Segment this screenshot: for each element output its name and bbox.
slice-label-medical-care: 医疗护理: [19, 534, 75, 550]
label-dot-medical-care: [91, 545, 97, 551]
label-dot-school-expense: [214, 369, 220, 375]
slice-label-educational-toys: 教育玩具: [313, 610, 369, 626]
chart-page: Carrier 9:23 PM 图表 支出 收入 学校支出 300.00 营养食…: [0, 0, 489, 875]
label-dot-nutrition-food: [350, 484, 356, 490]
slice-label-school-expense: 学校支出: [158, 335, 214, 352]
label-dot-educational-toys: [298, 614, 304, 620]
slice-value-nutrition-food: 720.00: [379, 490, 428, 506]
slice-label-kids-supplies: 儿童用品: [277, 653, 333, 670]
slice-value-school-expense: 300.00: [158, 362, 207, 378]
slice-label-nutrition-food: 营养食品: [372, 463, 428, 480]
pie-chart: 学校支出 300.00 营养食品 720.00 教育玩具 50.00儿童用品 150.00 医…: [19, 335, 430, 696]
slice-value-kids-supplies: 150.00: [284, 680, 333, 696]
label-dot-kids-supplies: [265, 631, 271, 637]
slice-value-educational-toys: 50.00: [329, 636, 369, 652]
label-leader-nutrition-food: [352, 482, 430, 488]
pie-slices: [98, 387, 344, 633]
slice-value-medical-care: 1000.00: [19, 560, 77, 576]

.....

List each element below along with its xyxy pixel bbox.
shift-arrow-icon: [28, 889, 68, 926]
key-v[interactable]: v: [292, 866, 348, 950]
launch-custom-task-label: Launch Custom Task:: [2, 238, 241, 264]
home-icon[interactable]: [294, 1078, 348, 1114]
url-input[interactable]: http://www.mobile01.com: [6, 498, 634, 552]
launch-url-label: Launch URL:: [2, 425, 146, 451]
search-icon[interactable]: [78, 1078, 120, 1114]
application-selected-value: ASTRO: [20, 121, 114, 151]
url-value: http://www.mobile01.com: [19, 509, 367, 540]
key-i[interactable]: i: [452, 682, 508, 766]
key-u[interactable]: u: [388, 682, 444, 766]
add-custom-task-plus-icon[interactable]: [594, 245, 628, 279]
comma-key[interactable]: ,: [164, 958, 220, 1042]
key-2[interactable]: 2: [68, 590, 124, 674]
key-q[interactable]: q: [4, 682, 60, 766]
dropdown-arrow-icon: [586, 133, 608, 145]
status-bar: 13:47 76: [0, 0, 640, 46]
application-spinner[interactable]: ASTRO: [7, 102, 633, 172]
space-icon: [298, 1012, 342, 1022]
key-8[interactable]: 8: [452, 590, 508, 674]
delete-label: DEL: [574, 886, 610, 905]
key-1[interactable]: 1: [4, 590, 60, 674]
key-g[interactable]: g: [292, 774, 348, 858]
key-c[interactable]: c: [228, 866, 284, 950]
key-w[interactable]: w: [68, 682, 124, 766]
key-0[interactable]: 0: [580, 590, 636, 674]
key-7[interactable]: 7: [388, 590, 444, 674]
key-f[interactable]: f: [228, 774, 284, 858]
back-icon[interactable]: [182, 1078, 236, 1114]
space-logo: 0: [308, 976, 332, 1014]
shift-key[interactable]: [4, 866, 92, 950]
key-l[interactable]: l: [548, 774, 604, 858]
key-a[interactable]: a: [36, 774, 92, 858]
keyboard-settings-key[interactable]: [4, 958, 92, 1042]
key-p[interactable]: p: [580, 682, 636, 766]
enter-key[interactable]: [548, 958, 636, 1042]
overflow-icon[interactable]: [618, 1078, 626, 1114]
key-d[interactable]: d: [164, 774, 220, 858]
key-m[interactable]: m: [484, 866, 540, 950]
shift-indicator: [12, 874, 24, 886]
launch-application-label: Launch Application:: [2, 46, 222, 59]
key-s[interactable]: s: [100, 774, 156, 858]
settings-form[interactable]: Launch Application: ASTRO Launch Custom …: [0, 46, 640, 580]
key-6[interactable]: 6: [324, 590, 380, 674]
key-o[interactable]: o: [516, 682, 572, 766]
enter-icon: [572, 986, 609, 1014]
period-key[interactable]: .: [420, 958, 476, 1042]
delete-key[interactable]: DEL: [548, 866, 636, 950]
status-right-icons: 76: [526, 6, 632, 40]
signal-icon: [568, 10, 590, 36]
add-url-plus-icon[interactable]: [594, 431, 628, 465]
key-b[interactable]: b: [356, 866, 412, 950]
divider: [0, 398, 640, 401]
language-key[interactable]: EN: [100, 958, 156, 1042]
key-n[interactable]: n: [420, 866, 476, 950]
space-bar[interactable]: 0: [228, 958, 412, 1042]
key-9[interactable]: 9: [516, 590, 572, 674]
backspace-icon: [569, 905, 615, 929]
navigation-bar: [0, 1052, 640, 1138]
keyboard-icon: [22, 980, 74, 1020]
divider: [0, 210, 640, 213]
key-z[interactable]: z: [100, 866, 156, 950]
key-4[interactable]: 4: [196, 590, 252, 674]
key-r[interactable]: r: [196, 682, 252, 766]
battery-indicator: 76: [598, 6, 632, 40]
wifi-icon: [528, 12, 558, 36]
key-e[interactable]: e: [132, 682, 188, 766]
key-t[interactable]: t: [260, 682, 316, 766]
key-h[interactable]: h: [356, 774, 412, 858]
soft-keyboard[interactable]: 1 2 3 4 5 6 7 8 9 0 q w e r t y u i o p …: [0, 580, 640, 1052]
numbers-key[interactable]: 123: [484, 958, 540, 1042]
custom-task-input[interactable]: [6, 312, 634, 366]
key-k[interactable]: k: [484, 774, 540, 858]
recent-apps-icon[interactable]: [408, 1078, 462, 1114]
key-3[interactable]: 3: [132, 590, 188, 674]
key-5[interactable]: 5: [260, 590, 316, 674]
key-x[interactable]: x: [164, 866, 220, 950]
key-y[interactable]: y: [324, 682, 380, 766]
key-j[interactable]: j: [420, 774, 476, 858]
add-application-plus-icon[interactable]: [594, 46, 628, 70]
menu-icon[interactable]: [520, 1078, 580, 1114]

.....

Task goal:
Reproduce the items verbatim, from the line containing "Segment this screenshot: for" to the line containing "slice-value-medical-care: 1000.00: [19, 560, 77, 576]", with both of those lines included.

Solution below:
Segment this screenshot: for each element output its name and bbox.
slice-label-medical-care: 医疗护理: [19, 534, 75, 550]
label-dot-medical-care: [91, 545, 97, 551]
label-dot-school-expense: [214, 369, 220, 375]
slice-label-educational-toys: 教育玩具: [313, 610, 369, 626]
chart-page: Carrier 9:23 PM 图表 支出 收入 学校支出 300.00 营养食…: [0, 0, 489, 875]
label-dot-nutrition-food: [350, 484, 356, 490]
slice-label-school-expense: 学校支出: [158, 335, 214, 352]
label-dot-educational-toys: [298, 614, 304, 620]
slice-value-nutrition-food: 720.00: [379, 490, 428, 506]
slice-label-kids-supplies: 儿童用品: [277, 653, 333, 670]
slice-value-school-expense: 300.00: [158, 362, 207, 378]
slice-label-nutrition-food: 营养食品: [372, 463, 428, 480]
pie-chart: 学校支出 300.00 营养食品 720.00 教育玩具 50.00儿童用品 150.00 医…: [19, 335, 430, 696]
slice-value-kids-supplies: 150.00: [284, 680, 333, 696]
label-dot-kids-supplies: [265, 631, 271, 637]
slice-value-educational-toys: 50.00: [329, 636, 369, 652]
label-leader-nutrition-food: [352, 482, 430, 488]
pie-slices: [98, 387, 344, 633]
slice-value-medical-care: 1000.00: [19, 560, 77, 576]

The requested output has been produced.